**Short problem**
Write out the lines from the line with "scale-tick-label: -36 [305,739,314,745]" up to and including the line with "scale-tick-label: 32 [680,739,687,745]", copying each one word for word.

**Entries shown**

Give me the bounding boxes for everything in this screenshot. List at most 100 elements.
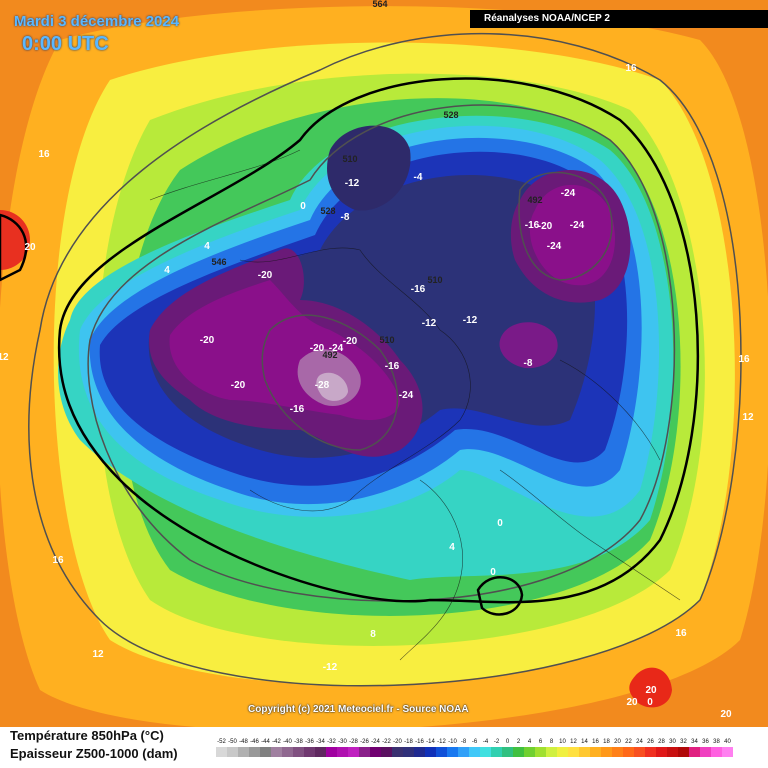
scale-tick-label: -36 [305,739,314,745]
temperature-label: 12 [742,412,754,423]
scale-tick-label: -18 [404,739,413,745]
scale-tick-label: -2 [494,739,500,745]
temperature-label: 20 [720,709,732,720]
scale-tick-label: 12 [570,739,577,745]
temperature-label: -24 [399,390,414,401]
scale-tick-label: 38 [713,739,720,745]
color-scale: -52 -50 -48 -46 -44 -42 -40 -38 -36 -34 -32 -30 -28-… [216,739,733,757]
scale-swatch [238,747,249,757]
scale-swatch [722,747,733,757]
scale-swatch [414,747,425,757]
scale-swatch [711,747,722,757]
temperature-label: -16 [385,361,400,372]
thickness-label: 546 [211,257,226,267]
scale-swatch [260,747,271,757]
thickness-contours [28,33,742,687]
scale-swatch [557,747,568,757]
scale-tick-label: 32 [680,739,687,745]
scale-tick-label: 28 [658,739,665,745]
scale-tick-label: 14 [581,739,588,745]
map-time-title: 0:00 UTC [22,33,109,55]
scale-tick-label: -6 [472,739,478,745]
scale-swatch [348,747,359,757]
scale-tick-label: 2 [517,739,521,745]
scale-swatch [535,747,546,757]
temperature-label: 4 [204,241,210,252]
temperature-label: 16 [625,63,637,74]
scale-swatch [656,747,667,757]
scale-swatch [524,747,535,757]
warm-spot-west [0,210,30,270]
scale-tick-label: -10 [448,739,457,745]
scale-swatch [601,747,612,757]
zero-isotherm [0,77,700,616]
temperature-label: -8 [524,358,533,369]
temperature-label: -24 [570,220,585,231]
thickness-label: 492 [322,350,337,360]
scale-swatch [590,747,601,757]
scale-swatch [700,747,711,757]
scale-tick-label: 0 [506,739,510,745]
scale-tick-label: 16 [592,739,599,745]
temperature-label: -28 [315,380,330,391]
scale-swatch [502,747,513,757]
cold-core-pacific [499,322,558,369]
temperature-label: -8 [341,212,350,223]
thickness-label: 564 [372,0,387,9]
temperature-label: -12 [345,178,360,189]
thickness-label: 492 [527,195,542,205]
scale-tick-label: -50 [228,739,237,745]
thickness-label: 510 [379,335,394,345]
temperature-label: -16 [411,284,426,295]
scale-swatch [546,747,557,757]
scale-tick-label: -46 [250,739,259,745]
scale-tick-label: -20 [393,739,402,745]
thickness-label: 510 [427,275,442,285]
scale-swatch [579,747,590,757]
temperature-label: -16 [525,220,540,231]
scale-tick-label: -22 [382,739,391,745]
temperature-label: -20 [310,343,325,354]
thickness-label: 528 [320,206,335,216]
scale-tick-label: -14 [426,739,435,745]
scale-tick-label: -48 [239,739,248,745]
scale-tick-label: 8 [550,739,554,745]
scale-swatch [480,747,491,757]
legend-title-temperature: Température 850hPa (°C) [10,728,164,743]
temperature-label: -12 [463,315,478,326]
temperature-label: -24 [547,241,562,252]
temperature-label: -20 [343,336,358,347]
thickness-label: 510 [342,154,357,164]
scale-swatch [634,747,645,757]
scale-tick-label: 24 [636,739,643,745]
scale-tick-label: 20 [614,739,621,745]
temperature-label: 16 [675,628,687,639]
temperature-label: -20 [258,270,273,281]
temperature-label: 0 [490,567,496,578]
scale-tick-label: -24 [371,739,380,745]
scale-tick-label: 26 [647,739,654,745]
scale-tick-label: -28 [349,739,358,745]
scale-swatch [425,747,436,757]
temperature-label: 20 [626,697,638,708]
scale-swatch [513,747,524,757]
temperature-label: 16 [52,555,64,566]
scale-swatch [293,747,304,757]
temperature-label: -12 [422,318,437,329]
scale-swatch [359,747,370,757]
scale-tick-label: 34 [691,739,698,745]
scale-swatch [491,747,502,757]
scale-swatch [568,747,579,757]
temperature-label: 16 [38,149,50,160]
map-labels-layer: -12-8-4-20-20-20-16-16-12 -12-8-16-24-28-… [0,0,754,720]
map-date-title: Mardi 3 décembre 2024 [14,13,180,30]
scale-swatch [458,747,469,757]
scale-swatch [381,747,392,757]
cold-core-purple-north [327,125,411,211]
scale-swatch [216,747,227,757]
coastlines [149,149,681,661]
scale-swatch [612,747,623,757]
temperature-label: 0 [300,201,306,212]
temperature-label: 12 [92,649,104,660]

**Solved exercise**
scale-tick-label: -36 [305,739,314,745]
temperature-label: 12 [742,412,754,423]
scale-tick-label: -18 [404,739,413,745]
scale-tick-label: -2 [494,739,500,745]
temperature-label: 20 [720,709,732,720]
scale-tick-label: 12 [570,739,577,745]
temperature-label: -24 [399,390,414,401]
scale-tick-label: 38 [713,739,720,745]
color-scale: -52 -50 -48 -46 -44 -42 -40 -38 -36 -34 -32 -30 -28-… [216,739,733,757]
scale-swatch [238,747,249,757]
scale-swatch [722,747,733,757]
scale-swatch [414,747,425,757]
scale-swatch [711,747,722,757]
temperature-label: -16 [385,361,400,372]
thickness-label: 546 [211,257,226,267]
scale-swatch [260,747,271,757]
thickness-contours [28,33,742,687]
scale-swatch [557,747,568,757]
scale-tick-label: 32 [680,739,687,745]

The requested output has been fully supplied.